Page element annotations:
• • • • • • •
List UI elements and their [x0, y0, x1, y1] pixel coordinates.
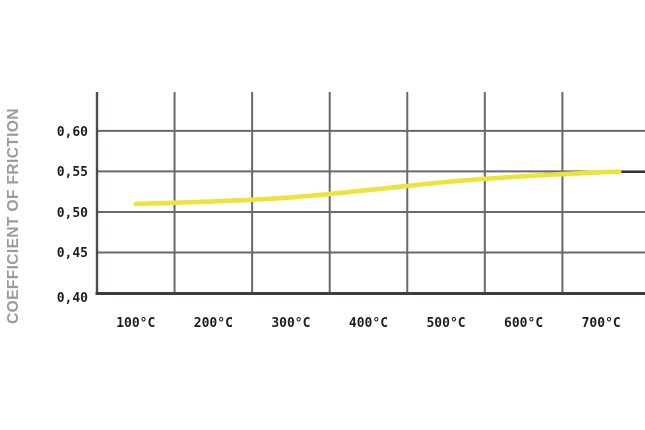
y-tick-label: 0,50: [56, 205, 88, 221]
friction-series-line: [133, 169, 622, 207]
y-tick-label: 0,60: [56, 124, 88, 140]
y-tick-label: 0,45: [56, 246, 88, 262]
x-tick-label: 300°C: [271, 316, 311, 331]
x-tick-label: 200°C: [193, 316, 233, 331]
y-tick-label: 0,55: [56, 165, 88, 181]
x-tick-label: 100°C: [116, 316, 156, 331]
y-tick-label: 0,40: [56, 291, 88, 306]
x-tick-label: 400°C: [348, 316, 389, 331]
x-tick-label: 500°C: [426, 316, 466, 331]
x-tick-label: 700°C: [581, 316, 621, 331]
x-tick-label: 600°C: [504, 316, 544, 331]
• • • • • • •
■ **What to do**
Write out the lines in the entries above word for word, leaving out the pictures.

■ **Response to this task**
List UI elements and their [x0, y0, x1, y1] pixel coordinates.
y-tick-label: 0,50: [56, 205, 88, 221]
friction-series-line: [133, 169, 622, 207]
y-tick-label: 0,60: [56, 124, 88, 140]
y-tick-label: 0,45: [56, 246, 88, 262]
x-tick-label: 300°C: [271, 316, 311, 331]
x-tick-label: 200°C: [193, 316, 233, 331]
y-tick-label: 0,55: [56, 165, 88, 181]
x-tick-label: 100°C: [116, 316, 156, 331]
y-tick-label: 0,40: [56, 291, 88, 306]
x-tick-label: 400°C: [348, 316, 389, 331]
x-tick-label: 500°C: [426, 316, 466, 331]
x-tick-label: 700°C: [581, 316, 621, 331]
x-tick-label: 600°C: [504, 316, 544, 331]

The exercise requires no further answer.